Cumprindo meu dever

Olavo de Carvalho


O Globo, 30 de dezembro de 2000

Um homem de pensamento deve ser fiel à verdade tal como ela se lhe apresenta a cada momento no exame das questões concretas, sem deixar-se envolver por uma atmosfera mental que tinja todo o seu horizonte de consciência com uma tonalidade geral e prévia de “esquerda”, de “direita” ou seja lá do que for. Pessoalmente, nunca me manifestei a favor de nenhuma política “de direita”, e é por pura indução psicótica e ressentimento de complexados que uns sujeitos de esquerda tentam enxergar em mim um feroz direitista. Deduzem isto das críticas que lhes faço. Raciocinam na base schmittiana do “Quem não está conosco está do outro lado”, mostrando que nem sequer em imaginação podem conceber que exista uma inteligência livre, capaz de atacar o mal sem cair no automatismo mentecapto de supor que a simples inversão da ruindade faria dela um bem.

**Trecho de origem**:
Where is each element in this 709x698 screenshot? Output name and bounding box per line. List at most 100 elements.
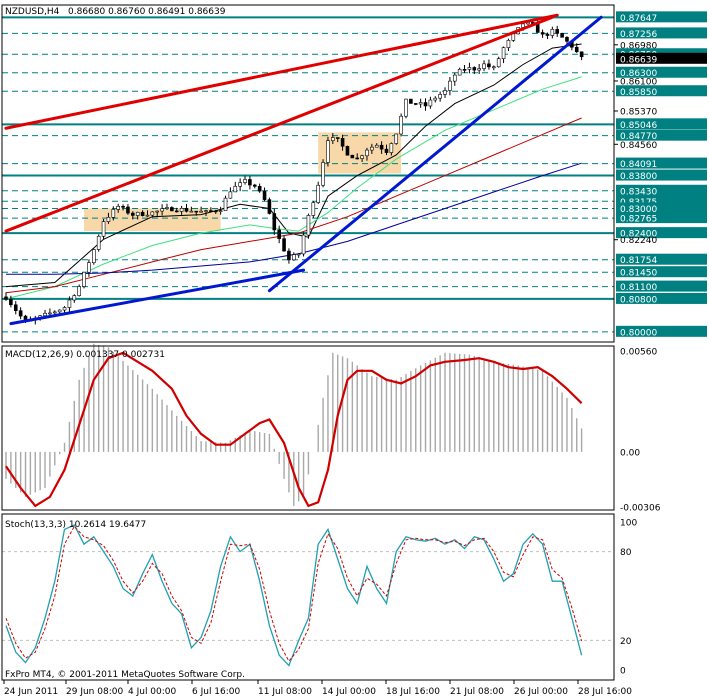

**Conjunto de tarefas**:
[a] Liste todas as expressões que aparecem entre aspas na coluna de Olavo de Carvalho sobre a fidelidade à verdade.
[b] Prossiga com a coluna de Olavo de Carvalho sobre a fidelidade à verdade a partir da última frase apresentada.

**Resultados em ordem**:
[a]
1. “esquerda”
2. “direita”
3. “de direita”
4. “Quem não está conosco está do outro lado”

[b]
Logicamente falando, a posição política de um indivíduo jamais pode ser inferida das críticas, por mais duras, que dirija a uma ideologia ou partido, pela simples razão de que críticas idênticas podem ser feitas desde várias posições ideológicas. O sionismo foi atacado com igual vigor pela extrema-direita e pelos comunistas. O fundamentalismo islâmico é tão abominado pelos cristãos conservadores quanto pela esquerda feminista e gay ou pelos liberais modernistas e ateus.

Só uma tomada de posição positiva em favor de determinadas políticas é que define identidade e compromisso ideológicos. A crítica é livre e pode vir de todas as direções.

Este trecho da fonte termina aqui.